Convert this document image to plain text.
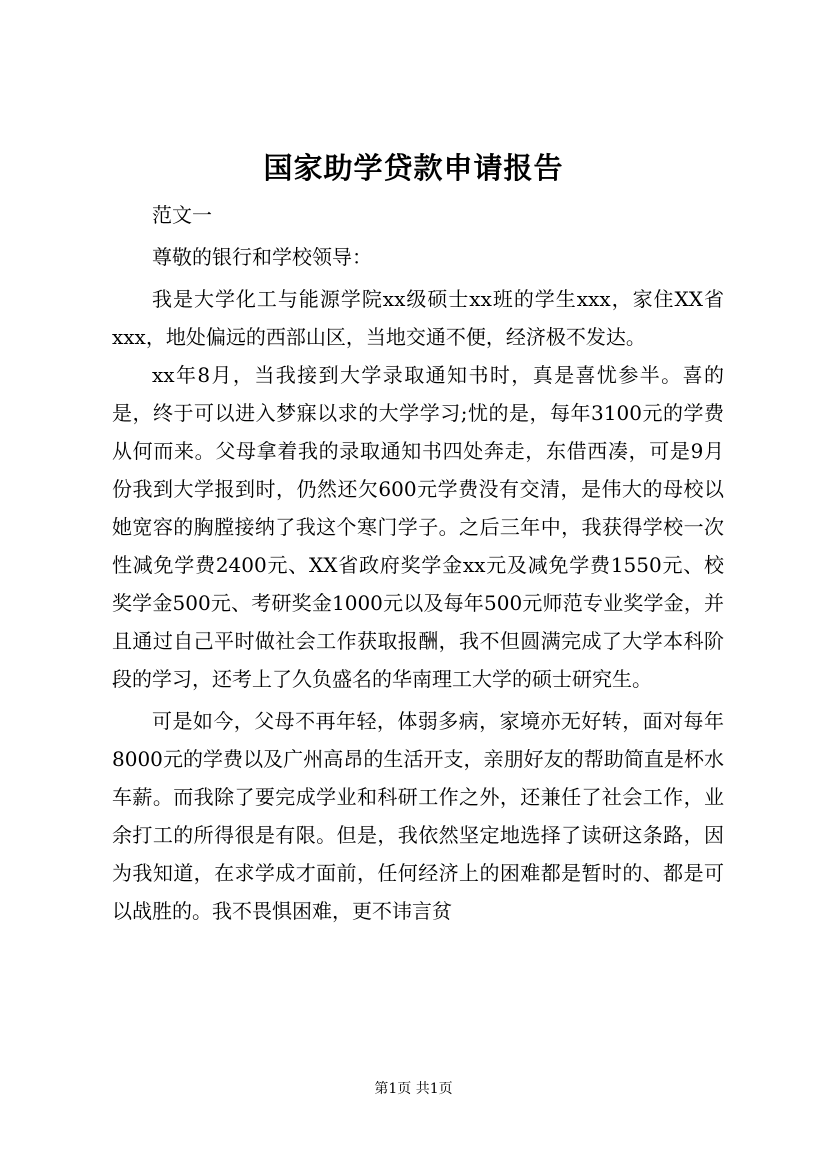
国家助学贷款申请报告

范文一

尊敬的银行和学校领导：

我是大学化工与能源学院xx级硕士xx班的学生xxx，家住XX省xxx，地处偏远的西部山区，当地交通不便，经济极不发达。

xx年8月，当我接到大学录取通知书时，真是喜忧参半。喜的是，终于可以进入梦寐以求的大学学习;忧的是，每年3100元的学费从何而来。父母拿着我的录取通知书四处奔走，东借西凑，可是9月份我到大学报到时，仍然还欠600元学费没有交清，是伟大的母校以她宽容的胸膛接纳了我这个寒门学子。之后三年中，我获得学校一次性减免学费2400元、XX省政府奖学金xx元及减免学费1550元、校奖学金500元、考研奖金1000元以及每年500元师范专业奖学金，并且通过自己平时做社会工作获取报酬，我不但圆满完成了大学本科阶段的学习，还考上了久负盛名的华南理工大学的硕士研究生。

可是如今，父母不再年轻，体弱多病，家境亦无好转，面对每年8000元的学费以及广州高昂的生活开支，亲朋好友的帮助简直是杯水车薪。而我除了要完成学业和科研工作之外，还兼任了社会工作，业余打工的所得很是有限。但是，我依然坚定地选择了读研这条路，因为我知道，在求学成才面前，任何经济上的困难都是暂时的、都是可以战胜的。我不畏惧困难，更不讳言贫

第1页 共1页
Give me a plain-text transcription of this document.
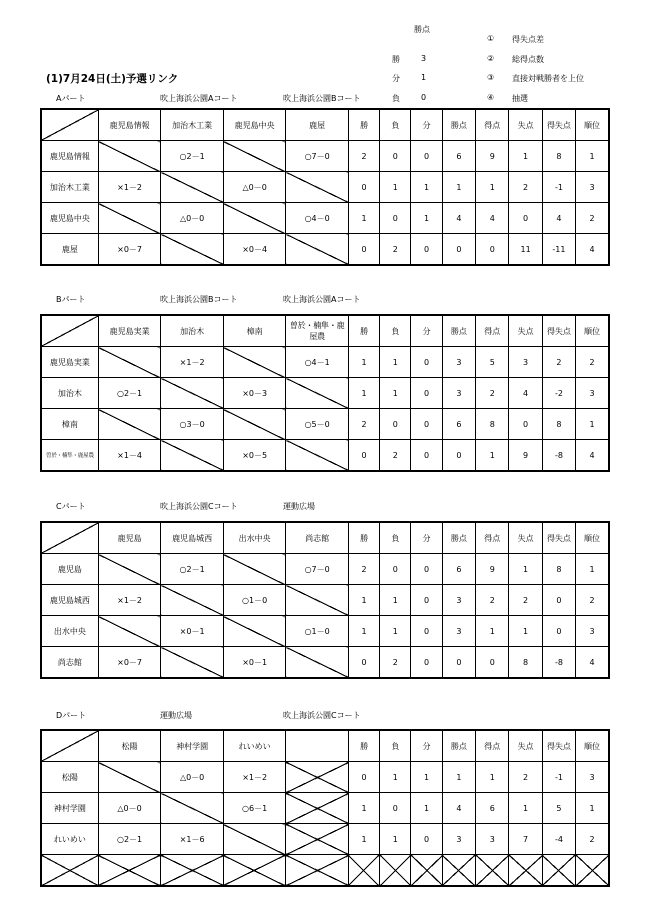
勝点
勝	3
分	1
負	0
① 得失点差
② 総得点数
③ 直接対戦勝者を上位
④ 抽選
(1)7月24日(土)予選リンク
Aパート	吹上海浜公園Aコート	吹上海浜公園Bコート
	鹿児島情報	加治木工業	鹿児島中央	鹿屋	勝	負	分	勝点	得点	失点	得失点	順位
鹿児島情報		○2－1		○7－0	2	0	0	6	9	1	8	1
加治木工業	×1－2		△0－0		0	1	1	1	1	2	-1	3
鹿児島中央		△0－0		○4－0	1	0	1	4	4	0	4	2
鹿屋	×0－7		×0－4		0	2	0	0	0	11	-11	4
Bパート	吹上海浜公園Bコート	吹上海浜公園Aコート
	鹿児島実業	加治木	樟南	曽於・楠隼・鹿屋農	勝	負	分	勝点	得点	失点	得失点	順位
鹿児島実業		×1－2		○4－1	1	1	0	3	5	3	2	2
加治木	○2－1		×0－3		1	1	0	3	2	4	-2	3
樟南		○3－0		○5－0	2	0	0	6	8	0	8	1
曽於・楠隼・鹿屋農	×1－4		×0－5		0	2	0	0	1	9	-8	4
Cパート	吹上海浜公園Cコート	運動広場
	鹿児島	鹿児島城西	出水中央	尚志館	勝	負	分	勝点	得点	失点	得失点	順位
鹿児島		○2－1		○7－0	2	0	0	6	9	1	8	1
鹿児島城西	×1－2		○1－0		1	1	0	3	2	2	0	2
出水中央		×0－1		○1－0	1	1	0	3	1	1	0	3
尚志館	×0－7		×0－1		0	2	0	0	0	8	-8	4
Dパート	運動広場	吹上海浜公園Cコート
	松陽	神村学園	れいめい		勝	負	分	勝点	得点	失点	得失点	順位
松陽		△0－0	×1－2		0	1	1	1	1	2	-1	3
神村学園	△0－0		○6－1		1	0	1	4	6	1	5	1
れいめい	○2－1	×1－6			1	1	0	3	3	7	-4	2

--------------------------------------------------

• _Short task_: Take the line containing "Give me a plain-text" and every line after it up to the end of the data, and write them out exactly, without the pictures.

• _Expected answer_:
Give me a plain-text transcription of this document.
勝点
勝	3
分	1
負	0
① 得失点差
② 総得点数
③ 直接対戦勝者を上位
④ 抽選
(1)7月24日(土)予選リンク
Aパート	吹上海浜公園Aコート	吹上海浜公園Bコート
	鹿児島情報	加治木工業	鹿児島中央	鹿屋	勝	負	分	勝点	得点	失点	得失点	順位
鹿児島情報		○2－1		○7－0	2	0	0	6	9	1	8	1
加治木工業	×1－2		△0－0		0	1	1	1	1	2	-1	3
鹿児島中央		△0－0		○4－0	1	0	1	4	4	0	4	2
鹿屋	×0－7		×0－4		0	2	0	0	0	11	-11	4
Bパート	吹上海浜公園Bコート	吹上海浜公園Aコート
	鹿児島実業	加治木	樟南	曽於・楠隼・鹿屋農	勝	負	分	勝点	得点	失点	得失点	順位
鹿児島実業		×1－2		○4－1	1	1	0	3	5	3	2	2
加治木	○2－1		×0－3		1	1	0	3	2	4	-2	3
樟南		○3－0		○5－0	2	0	0	6	8	0	8	1
曽於・楠隼・鹿屋農	×1－4		×0－5		0	2	0	0	1	9	-8	4
Cパート	吹上海浜公園Cコート	運動広場
	鹿児島	鹿児島城西	出水中央	尚志館	勝	負	分	勝点	得点	失点	得失点	順位
鹿児島		○2－1		○7－0	2	0	0	6	9	1	8	1
鹿児島城西	×1－2		○1－0		1	1	0	3	2	2	0	2
出水中央		×0－1		○1－0	1	1	0	3	1	1	0	3
尚志館	×0－7		×0－1		0	2	0	0	0	8	-8	4
Dパート	運動広場	吹上海浜公園Cコート
	松陽	神村学園	れいめい		勝	負	分	勝点	得点	失点	得失点	順位
松陽		△0－0	×1－2		0	1	1	1	1	2	-1	3
神村学園	△0－0		○6－1		1	0	1	4	6	1	5	1
れいめい	○2－1	×1－6			1	1	0	3	3	7	-4	2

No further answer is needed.